### [STATED EXERCISE]
Look through the records below and collect all lines that hold the string "Steady".

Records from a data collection

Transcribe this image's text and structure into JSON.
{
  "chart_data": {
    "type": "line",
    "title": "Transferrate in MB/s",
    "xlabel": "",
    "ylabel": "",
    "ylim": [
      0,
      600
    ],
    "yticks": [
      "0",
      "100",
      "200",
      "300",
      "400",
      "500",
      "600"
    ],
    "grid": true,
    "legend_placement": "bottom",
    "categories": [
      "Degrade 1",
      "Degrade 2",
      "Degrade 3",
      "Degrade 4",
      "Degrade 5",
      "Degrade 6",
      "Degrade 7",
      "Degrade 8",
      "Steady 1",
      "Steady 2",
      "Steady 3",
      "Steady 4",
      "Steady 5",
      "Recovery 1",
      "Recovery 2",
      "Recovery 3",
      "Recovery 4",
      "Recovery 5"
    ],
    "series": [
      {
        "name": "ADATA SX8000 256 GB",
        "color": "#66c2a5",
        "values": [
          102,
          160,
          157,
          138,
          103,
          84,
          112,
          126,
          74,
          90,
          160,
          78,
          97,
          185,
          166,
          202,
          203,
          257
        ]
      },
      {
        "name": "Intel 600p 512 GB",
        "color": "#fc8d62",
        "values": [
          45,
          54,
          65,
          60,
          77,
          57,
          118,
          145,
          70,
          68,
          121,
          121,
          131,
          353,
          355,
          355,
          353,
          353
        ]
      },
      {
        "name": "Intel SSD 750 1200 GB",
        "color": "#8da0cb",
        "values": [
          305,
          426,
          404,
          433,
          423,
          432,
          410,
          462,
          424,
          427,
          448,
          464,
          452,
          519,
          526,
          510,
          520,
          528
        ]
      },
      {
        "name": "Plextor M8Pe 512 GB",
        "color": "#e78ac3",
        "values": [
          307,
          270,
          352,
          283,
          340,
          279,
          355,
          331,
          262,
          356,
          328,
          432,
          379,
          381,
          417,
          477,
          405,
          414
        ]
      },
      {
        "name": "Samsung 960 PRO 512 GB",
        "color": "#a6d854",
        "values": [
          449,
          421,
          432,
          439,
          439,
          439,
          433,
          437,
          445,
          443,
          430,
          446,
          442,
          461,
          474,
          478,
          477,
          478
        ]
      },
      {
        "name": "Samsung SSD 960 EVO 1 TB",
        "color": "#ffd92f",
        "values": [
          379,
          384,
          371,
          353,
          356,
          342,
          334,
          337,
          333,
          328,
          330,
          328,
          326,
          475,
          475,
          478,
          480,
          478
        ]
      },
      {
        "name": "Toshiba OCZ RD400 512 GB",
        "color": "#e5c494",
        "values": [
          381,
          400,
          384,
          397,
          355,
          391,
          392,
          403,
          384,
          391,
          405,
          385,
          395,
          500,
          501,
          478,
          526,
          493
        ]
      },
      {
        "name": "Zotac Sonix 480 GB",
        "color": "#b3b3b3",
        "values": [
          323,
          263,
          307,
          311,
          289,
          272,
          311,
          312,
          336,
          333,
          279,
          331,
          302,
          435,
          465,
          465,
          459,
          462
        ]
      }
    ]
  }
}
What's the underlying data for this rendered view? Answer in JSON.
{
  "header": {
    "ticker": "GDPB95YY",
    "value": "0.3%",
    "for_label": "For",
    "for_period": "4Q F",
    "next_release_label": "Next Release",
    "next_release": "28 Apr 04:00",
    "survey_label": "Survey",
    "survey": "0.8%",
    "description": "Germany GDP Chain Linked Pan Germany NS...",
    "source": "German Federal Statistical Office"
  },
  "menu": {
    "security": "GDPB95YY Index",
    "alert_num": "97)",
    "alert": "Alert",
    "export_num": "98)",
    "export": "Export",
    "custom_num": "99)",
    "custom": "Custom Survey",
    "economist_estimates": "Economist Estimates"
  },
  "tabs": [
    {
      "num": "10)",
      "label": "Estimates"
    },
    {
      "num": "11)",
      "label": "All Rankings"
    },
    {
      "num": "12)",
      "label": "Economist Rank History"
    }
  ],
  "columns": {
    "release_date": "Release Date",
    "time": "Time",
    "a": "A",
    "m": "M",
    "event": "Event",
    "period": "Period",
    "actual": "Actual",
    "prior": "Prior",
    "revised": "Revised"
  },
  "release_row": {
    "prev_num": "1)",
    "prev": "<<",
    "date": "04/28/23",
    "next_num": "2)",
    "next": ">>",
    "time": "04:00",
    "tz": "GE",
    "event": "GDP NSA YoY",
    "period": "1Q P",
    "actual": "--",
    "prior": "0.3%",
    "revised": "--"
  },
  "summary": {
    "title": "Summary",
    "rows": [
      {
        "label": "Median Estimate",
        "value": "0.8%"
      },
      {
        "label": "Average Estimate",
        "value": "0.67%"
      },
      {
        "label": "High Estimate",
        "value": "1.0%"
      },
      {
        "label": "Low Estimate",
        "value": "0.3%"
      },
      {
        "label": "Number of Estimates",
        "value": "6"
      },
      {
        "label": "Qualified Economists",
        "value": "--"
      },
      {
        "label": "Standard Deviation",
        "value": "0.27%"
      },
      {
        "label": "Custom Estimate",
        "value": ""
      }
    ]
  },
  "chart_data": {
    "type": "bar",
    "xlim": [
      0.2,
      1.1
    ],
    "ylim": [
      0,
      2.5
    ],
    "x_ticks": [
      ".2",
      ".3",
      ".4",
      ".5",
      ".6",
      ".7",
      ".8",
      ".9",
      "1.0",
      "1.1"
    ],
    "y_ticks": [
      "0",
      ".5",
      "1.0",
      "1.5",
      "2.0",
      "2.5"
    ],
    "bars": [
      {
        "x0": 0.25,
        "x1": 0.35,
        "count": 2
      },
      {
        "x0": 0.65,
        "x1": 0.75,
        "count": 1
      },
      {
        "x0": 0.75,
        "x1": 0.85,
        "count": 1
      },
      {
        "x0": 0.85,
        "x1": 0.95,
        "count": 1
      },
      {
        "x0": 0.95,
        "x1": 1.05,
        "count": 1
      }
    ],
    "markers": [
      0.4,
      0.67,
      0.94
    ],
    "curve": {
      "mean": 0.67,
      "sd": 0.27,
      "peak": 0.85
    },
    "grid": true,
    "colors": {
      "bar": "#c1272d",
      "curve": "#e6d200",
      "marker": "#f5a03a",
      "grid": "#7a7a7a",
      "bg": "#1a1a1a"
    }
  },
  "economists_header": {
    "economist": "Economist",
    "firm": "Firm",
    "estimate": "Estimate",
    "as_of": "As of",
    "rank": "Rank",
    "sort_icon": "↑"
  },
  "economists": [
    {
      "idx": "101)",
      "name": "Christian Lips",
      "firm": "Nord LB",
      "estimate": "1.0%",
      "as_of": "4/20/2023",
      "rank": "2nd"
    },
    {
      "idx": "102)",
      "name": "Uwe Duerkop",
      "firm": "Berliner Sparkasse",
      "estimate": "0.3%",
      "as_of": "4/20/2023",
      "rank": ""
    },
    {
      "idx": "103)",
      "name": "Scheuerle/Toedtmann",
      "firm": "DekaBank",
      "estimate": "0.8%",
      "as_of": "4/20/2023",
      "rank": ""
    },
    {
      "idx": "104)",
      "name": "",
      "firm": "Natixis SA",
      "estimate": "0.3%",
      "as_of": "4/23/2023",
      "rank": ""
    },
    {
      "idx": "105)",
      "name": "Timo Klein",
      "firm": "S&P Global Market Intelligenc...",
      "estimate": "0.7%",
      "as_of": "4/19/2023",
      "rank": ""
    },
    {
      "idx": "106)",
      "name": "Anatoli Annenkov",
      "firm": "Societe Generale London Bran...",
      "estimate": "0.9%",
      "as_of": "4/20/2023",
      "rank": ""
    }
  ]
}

### [SOLVED EXERCISE]
      "Steady 1",
      "Steady 2",
      "Steady 3",
      "Steady 4",
      "Steady 5",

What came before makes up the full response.